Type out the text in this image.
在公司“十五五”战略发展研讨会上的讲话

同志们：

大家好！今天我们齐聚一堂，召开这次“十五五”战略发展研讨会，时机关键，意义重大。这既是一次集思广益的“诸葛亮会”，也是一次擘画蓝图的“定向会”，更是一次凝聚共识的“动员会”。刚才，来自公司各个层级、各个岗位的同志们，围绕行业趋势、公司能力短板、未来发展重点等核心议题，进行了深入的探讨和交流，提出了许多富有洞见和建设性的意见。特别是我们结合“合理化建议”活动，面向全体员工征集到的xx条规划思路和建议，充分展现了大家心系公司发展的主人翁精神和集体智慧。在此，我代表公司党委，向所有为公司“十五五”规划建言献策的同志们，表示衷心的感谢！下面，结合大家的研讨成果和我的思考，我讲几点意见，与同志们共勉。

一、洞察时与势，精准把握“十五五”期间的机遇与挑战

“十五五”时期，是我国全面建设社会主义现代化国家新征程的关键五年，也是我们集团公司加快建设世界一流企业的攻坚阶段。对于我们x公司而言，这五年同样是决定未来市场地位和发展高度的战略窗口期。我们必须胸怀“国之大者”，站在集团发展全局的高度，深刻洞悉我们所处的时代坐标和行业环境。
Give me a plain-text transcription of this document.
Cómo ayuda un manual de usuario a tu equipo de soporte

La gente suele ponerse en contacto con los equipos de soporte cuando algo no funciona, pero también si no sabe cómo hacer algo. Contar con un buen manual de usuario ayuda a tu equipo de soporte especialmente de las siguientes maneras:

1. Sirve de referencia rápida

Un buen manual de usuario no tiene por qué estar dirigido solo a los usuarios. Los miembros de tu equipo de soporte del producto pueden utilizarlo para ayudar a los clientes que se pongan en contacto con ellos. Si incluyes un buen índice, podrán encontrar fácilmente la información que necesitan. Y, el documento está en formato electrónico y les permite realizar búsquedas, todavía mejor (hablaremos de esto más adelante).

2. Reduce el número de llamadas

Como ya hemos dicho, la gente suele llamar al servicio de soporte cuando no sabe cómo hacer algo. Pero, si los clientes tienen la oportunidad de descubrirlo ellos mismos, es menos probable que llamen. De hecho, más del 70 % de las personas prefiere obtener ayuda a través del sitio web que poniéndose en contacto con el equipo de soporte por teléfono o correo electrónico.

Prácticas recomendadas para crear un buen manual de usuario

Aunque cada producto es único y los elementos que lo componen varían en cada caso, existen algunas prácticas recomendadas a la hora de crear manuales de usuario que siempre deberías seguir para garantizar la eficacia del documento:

+++

### [PROBLEM TO SOLVE]
Repeat the records exactly, including every line.

### [REPLY]
Type out the text in this image.
在公司“十五五”战略发展研讨会上的讲话

同志们：

大家好！今天我们齐聚一堂，召开这次“十五五”战略发展研讨会，时机关键，意义重大。这既是一次集思广益的“诸葛亮会”，也是一次擘画蓝图的“定向会”，更是一次凝聚共识的“动员会”。刚才，来自公司各个层级、各个岗位的同志们，围绕行业趋势、公司能力短板、未来发展重点等核心议题，进行了深入的探讨和交流，提出了许多富有洞见和建设性的意见。特别是我们结合“合理化建议”活动，面向全体员工征集到的xx条规划思路和建议，充分展现了大家心系公司发展的主人翁精神和集体智慧。在此，我代表公司党委，向所有为公司“十五五”规划建言献策的同志们，表示衷心的感谢！下面，结合大家的研讨成果和我的思考，我讲几点意见，与同志们共勉。

一、洞察时与势，精准把握“十五五”期间的机遇与挑战

“十五五”时期，是我国全面建设社会主义现代化国家新征程的关键五年，也是我们集团公司加快建设世界一流企业的攻坚阶段。对于我们x公司而言，这五年同样是决定未来市场地位和发展高度的战略窗口期。我们必须胸怀“国之大者”，站在集团发展全局的高度，深刻洞悉我们所处的时代坐标和行业环境。
Give me a plain-text transcription of this document.
Cómo ayuda un manual de usuario a tu equipo de soporte

La gente suele ponerse en contacto con los equipos de soporte cuando algo no funciona, pero también si no sabe cómo hacer algo. Contar con un buen manual de usuario ayuda a tu equipo de soporte especialmente de las siguientes maneras:

1. Sirve de referencia rápida

Un buen manual de usuario no tiene por qué estar dirigido solo a los usuarios. Los miembros de tu equipo de soporte del producto pueden utilizarlo para ayudar a los clientes que se pongan en contacto con ellos. Si incluyes un buen índice, podrán encontrar fácilmente la información que necesitan. Y, el documento está en formato electrónico y les permite realizar búsquedas, todavía mejor (hablaremos de esto más adelante).

2. Reduce el número de llamadas

Como ya hemos dicho, la gente suele llamar al servicio de soporte cuando no sabe cómo hacer algo. Pero, si los clientes tienen la oportunidad de descubrirlo ellos mismos, es menos probable que llamen. De hecho, más del 70 % de las personas prefiere obtener ayuda a través del sitio web que poniéndose en contacto con el equipo de soporte por teléfono o correo electrónico.

Prácticas recomendadas para crear un buen manual de usuario

Aunque cada producto es único y los elementos que lo componen varían en cada caso, existen algunas prácticas recomendadas a la hora de crear manuales de usuario que siempre deberías seguir para garantizar la eficacia del documento:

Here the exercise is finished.